• **TASK TO CARRY OUT**:
Transcribe the material in full, exactly as written.
-- Start of PROVIDED DATA --
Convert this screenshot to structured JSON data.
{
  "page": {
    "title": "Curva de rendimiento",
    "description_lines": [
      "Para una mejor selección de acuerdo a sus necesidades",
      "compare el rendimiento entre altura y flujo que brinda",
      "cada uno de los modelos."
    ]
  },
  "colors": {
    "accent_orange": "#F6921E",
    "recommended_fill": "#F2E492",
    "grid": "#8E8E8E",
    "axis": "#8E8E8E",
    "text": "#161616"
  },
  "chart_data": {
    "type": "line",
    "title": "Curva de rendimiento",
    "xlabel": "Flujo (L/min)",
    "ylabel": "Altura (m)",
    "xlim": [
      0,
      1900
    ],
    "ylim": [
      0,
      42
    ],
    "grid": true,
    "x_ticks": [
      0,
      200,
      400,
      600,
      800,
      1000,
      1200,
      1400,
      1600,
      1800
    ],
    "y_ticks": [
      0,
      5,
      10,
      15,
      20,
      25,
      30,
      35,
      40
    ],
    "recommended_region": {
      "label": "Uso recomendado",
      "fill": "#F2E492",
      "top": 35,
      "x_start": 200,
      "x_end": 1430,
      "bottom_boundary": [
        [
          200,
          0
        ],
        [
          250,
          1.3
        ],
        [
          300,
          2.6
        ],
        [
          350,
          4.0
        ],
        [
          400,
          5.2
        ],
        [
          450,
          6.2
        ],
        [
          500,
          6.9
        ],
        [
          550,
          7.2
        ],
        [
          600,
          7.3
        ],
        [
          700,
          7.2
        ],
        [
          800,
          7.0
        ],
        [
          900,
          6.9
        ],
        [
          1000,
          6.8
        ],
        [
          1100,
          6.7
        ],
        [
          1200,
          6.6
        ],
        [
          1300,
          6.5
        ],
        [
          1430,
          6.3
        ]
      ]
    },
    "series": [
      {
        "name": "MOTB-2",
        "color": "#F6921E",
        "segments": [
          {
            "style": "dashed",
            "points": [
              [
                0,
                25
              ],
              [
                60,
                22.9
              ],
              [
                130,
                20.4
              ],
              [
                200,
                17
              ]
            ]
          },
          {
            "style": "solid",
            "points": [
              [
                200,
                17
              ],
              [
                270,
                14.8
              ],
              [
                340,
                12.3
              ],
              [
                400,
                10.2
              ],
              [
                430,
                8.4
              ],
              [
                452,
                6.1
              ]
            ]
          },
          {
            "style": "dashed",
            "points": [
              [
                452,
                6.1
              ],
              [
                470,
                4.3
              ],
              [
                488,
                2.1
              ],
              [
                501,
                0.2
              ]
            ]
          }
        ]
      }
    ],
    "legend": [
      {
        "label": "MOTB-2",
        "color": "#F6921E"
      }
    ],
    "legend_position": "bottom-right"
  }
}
-- End of PROVIDED DATA --
• **RESPONSE TO THIS TASK**:
Convert this screenshot to structured JSON data.
{
  "page": {
    "title": "Curva de rendimiento",
    "description_lines": [
      "Para una mejor selección de acuerdo a sus necesidades",
      "compare el rendimiento entre altura y flujo que brinda",
      "cada uno de los modelos."
    ]
  },
  "colors": {
    "accent_orange": "#F6921E",
    "recommended_fill": "#F2E492",
    "grid": "#8E8E8E",
    "axis": "#8E8E8E",
    "text": "#161616"
  },
  "chart_data": {
    "type": "line",
    "title": "Curva de rendimiento",
    "xlabel": "Flujo (L/min)",
    "ylabel": "Altura (m)",
    "xlim": [
      0,
      1900
    ],
    "ylim": [
      0,
      42
    ],
    "grid": true,
    "x_ticks": [
      0,
      200,
      400,
      600,
      800,
      1000,
      1200,
      1400,
      1600,
      1800
    ],
    "y_ticks": [
      0,
      5,
      10,
      15,
      20,
      25,
      30,
      35,
      40
    ],
    "recommended_region": {
      "label": "Uso recomendado",
      "fill": "#F2E492",
      "top": 35,
      "x_start": 200,
      "x_end": 1430,
      "bottom_boundary": [
        [
          200,
          0
        ],
        [
          250,
          1.3
        ],
        [
          300,
          2.6
        ],
        [
          350,
          4.0
        ],
        [
          400,
          5.2
        ],
        [
          450,
          6.2
        ],
        [
          500,
          6.9
        ],
        [
          550,
          7.2
        ],
        [
          600,
          7.3
        ],
        [
          700,
          7.2
        ],
        [
          800,
          7.0
        ],
        [
          900,
          6.9
        ],
        [
          1000,
          6.8
        ],
        [
          1100,
          6.7
        ],
        [
          1200,
          6.6
        ],
        [
          1300,
          6.5
        ],
        [
          1430,
          6.3
        ]
      ]
    },
    "series": [
      {
        "name": "MOTB-2",
        "color": "#F6921E",
        "segments": [
          {
            "style": "dashed",
            "points": [
              [
                0,
                25
              ],
              [
                60,
                22.9
              ],
              [
                130,
                20.4
              ],
              [
                200,
                17
              ]
            ]
          },
          {
            "style": "solid",
            "points": [
              [
                200,
                17
              ],
              [
                270,
                14.8
              ],
              [
                340,
                12.3
              ],
              [
                400,
                10.2
              ],
              [
                430,
                8.4
              ],
              [
                452,
                6.1
              ]
            ]
          },
          {
            "style": "dashed",
            "points": [
              [
                452,
                6.1
              ],
              [
                470,
                4.3
              ],
              [
                488,
                2.1
              ],
              [
                501,
                0.2
              ]
            ]
          }
        ]
      }
    ],
    "legend": [
      {
        "label": "MOTB-2",
        "color": "#F6921E"
      }
    ],
    "legend_position": "bottom-right"
  }
}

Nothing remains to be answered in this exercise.